### AIM
Write out the data below in full. Keep it exact.

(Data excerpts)
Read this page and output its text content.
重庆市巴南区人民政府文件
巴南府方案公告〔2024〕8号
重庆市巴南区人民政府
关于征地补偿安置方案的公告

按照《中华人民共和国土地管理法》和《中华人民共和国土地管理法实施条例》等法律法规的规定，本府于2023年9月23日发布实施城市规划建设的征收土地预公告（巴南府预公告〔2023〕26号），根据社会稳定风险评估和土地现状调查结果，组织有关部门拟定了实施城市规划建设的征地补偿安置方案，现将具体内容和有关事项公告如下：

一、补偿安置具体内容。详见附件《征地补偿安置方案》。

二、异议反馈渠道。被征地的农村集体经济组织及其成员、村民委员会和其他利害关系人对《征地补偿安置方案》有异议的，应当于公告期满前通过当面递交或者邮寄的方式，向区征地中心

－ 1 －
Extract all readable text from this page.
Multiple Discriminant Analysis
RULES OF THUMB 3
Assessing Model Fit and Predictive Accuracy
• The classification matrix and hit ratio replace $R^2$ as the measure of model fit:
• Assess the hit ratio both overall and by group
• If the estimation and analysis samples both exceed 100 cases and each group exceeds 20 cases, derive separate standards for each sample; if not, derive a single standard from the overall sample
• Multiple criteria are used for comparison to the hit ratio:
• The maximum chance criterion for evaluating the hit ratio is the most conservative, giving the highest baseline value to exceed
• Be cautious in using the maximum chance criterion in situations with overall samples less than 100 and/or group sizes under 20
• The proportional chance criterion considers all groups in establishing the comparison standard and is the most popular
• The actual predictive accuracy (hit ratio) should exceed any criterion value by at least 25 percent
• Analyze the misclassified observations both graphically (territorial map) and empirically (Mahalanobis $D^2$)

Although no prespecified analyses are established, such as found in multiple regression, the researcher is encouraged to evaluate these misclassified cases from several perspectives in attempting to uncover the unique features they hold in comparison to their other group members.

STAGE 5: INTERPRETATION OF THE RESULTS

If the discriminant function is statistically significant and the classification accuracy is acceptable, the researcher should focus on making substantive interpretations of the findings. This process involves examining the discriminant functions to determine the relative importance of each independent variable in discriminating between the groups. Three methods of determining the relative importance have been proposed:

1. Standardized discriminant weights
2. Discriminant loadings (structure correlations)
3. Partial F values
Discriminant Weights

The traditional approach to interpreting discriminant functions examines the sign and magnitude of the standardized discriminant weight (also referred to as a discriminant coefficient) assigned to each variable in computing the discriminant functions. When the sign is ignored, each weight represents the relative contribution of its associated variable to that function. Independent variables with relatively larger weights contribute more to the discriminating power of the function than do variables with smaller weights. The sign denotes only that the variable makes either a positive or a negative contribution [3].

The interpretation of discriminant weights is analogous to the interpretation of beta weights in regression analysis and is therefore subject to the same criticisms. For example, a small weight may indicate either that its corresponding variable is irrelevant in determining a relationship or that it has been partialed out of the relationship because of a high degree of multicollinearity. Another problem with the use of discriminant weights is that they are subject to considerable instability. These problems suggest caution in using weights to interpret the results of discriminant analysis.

### TASK ANSWER
Read this page and output its text content.
重庆市巴南区人民政府文件
巴南府方案公告〔2024〕8号
重庆市巴南区人民政府
关于征地补偿安置方案的公告

按照《中华人民共和国土地管理法》和《中华人民共和国土地管理法实施条例》等法律法规的规定，本府于2023年9月23日发布实施城市规划建设的征收土地预公告（巴南府预公告〔2023〕26号），根据社会稳定风险评估和土地现状调查结果，组织有关部门拟定了实施城市规划建设的征地补偿安置方案，现将具体内容和有关事项公告如下：

一、补偿安置具体内容。详见附件《征地补偿安置方案》。

二、异议反馈渠道。被征地的农村集体经济组织及其成员、村民委员会和其他利害关系人对《征地补偿安置方案》有异议的，应当于公告期满前通过当面递交或者邮寄的方式，向区征地中心

－ 1 －
Extract all readable text from this page.
Multiple Discriminant Analysis
RULES OF THUMB 3
Assessing Model Fit and Predictive Accuracy
• The classification matrix and hit ratio replace $R^2$ as the measure of model fit:
• Assess the hit ratio both overall and by group
• If the estimation and analysis samples both exceed 100 cases and each group exceeds 20 cases, derive separate standards for each sample; if not, derive a single standard from the overall sample
• Multiple criteria are used for comparison to the hit ratio:
• The maximum chance criterion for evaluating the hit ratio is the most conservative, giving the highest baseline value to exceed
• Be cautious in using the maximum chance criterion in situations with overall samples less than 100 and/or group sizes under 20
• The proportional chance criterion considers all groups in establishing the comparison standard and is the most popular
• The actual predictive accuracy (hit ratio) should exceed any criterion value by at least 25 percent
• Analyze the misclassified observations both graphically (territorial map) and empirically (Mahalanobis $D^2$)

Although no prespecified analyses are established, such as found in multiple regression, the researcher is encouraged to evaluate these misclassified cases from several perspectives in attempting to uncover the unique features they hold in comparison to their other group members.

STAGE 5: INTERPRETATION OF THE RESULTS

If the discriminant function is statistically significant and the classification accuracy is acceptable, the researcher should focus on making substantive interpretations of the findings. This process involves examining the discriminant functions to determine the relative importance of each independent variable in discriminating between the groups. Three methods of determining the relative importance have been proposed:

1. Standardized discriminant weights
2. Discriminant loadings (structure correlations)
3. Partial F values
Discriminant Weights

The traditional approach to interpreting discriminant functions examines the sign and magnitude of the standardized discriminant weight (also referred to as a discriminant coefficient) assigned to each variable in computing the discriminant functions. When the sign is ignored, each weight represents the relative contribution of its associated variable to that function. Independent variables with relatively larger weights contribute more to the discriminating power of the function than do variables with smaller weights. The sign denotes only that the variable makes either a positive or a negative contribution [3].

The interpretation of discriminant weights is analogous to the interpretation of beta weights in regression analysis and is therefore subject to the same criticisms. For example, a small weight may indicate either that its corresponding variable is irrelevant in determining a relationship or that it has been partialed out of the relationship because of a high degree of multicollinearity. Another problem with the use of discriminant weights is that they are subject to considerable instability. These problems suggest caution in using weights to interpret the results of discriminant analysis.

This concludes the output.